Stored entries:
● ● ● ● ●
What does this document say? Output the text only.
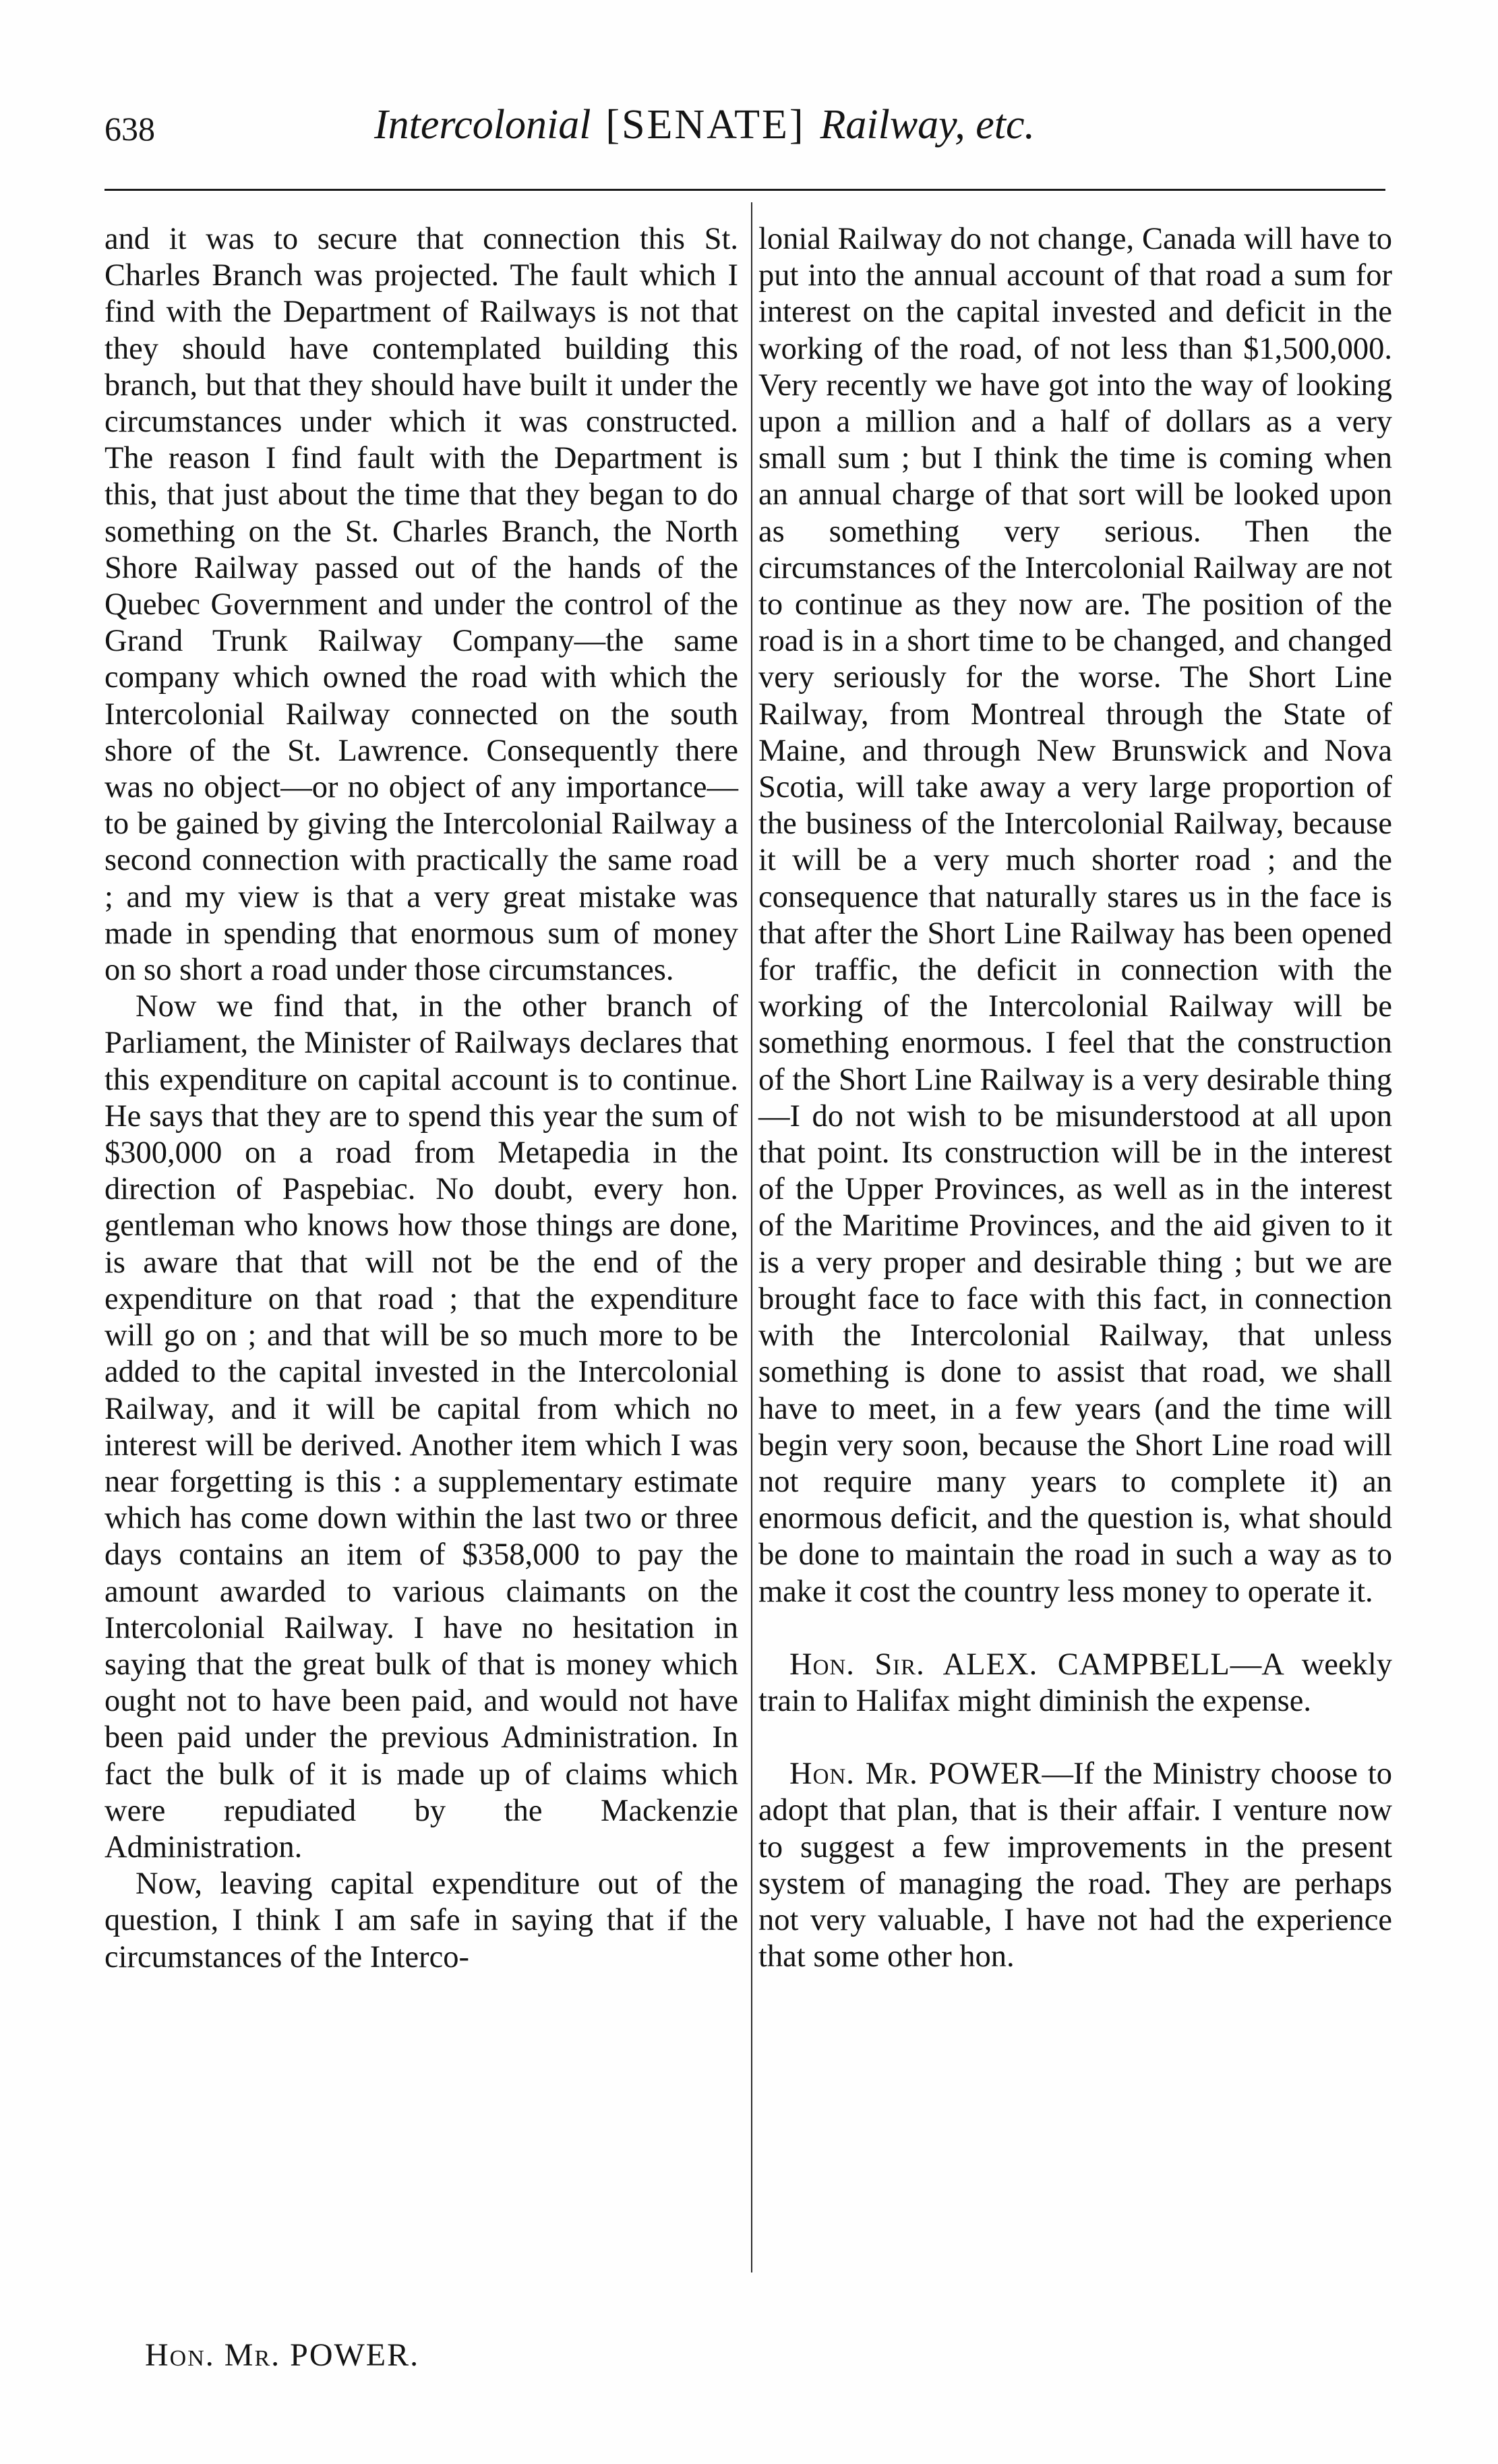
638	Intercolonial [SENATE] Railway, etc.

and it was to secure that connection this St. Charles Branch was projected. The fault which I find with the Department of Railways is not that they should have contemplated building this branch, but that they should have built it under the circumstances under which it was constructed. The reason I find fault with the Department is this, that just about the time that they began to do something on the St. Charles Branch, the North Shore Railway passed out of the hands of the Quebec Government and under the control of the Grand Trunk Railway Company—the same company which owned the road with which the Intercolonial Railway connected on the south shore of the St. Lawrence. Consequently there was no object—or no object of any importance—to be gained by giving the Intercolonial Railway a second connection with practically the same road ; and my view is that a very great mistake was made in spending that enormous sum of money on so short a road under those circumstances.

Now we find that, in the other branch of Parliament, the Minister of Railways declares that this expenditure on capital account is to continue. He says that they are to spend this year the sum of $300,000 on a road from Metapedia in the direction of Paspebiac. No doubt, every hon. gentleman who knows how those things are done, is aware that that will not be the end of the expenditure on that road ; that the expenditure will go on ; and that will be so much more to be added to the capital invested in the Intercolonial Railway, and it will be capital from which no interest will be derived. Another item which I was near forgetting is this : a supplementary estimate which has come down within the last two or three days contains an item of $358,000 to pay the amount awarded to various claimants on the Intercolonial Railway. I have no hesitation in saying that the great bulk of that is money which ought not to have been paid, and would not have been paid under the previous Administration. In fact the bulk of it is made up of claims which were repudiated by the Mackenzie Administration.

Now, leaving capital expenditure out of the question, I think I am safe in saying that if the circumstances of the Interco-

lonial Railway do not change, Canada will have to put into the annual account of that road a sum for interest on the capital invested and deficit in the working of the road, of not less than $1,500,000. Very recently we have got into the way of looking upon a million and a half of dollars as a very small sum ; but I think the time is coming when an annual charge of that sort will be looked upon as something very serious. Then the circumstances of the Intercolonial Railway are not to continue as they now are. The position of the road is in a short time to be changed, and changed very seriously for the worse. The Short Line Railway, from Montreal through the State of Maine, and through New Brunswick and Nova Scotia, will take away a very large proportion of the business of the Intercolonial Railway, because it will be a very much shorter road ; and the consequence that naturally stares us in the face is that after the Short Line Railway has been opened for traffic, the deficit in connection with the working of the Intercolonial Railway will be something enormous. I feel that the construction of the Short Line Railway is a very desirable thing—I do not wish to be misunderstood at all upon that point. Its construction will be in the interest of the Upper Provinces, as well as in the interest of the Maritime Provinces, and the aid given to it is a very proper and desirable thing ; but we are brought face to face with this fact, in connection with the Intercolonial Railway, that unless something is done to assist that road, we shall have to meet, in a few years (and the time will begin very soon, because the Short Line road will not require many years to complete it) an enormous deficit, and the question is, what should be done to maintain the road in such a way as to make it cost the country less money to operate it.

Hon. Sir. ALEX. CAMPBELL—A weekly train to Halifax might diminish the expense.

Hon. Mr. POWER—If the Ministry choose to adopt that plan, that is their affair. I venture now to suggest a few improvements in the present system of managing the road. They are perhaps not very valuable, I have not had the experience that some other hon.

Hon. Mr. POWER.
● ● ● ● ●
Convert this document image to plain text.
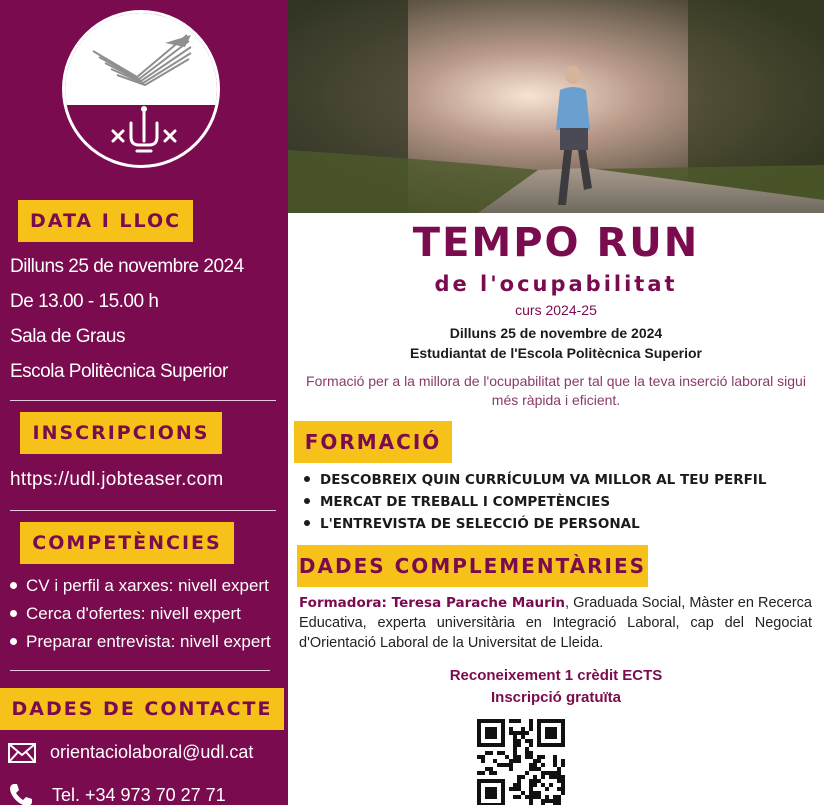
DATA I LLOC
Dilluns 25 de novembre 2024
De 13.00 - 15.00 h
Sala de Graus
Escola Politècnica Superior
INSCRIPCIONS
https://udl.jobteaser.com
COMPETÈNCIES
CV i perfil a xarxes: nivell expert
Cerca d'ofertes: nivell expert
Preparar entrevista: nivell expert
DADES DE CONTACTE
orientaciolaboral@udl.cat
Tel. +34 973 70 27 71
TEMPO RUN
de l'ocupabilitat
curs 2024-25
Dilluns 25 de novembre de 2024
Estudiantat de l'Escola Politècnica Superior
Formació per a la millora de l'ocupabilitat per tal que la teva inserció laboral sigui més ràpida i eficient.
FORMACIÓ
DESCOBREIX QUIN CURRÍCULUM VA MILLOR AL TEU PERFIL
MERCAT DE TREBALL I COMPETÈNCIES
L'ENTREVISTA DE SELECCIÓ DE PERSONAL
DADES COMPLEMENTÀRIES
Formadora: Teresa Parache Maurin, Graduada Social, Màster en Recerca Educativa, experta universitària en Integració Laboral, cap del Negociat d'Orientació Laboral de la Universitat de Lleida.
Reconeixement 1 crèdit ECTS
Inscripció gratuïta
● ● ● ● ●
• Task objective
From the entries above, pull out each line that includes "Superior".

• Solution for this problem
Escola Politècnica Superior
Estudiantat de l'Escola Politècnica Superior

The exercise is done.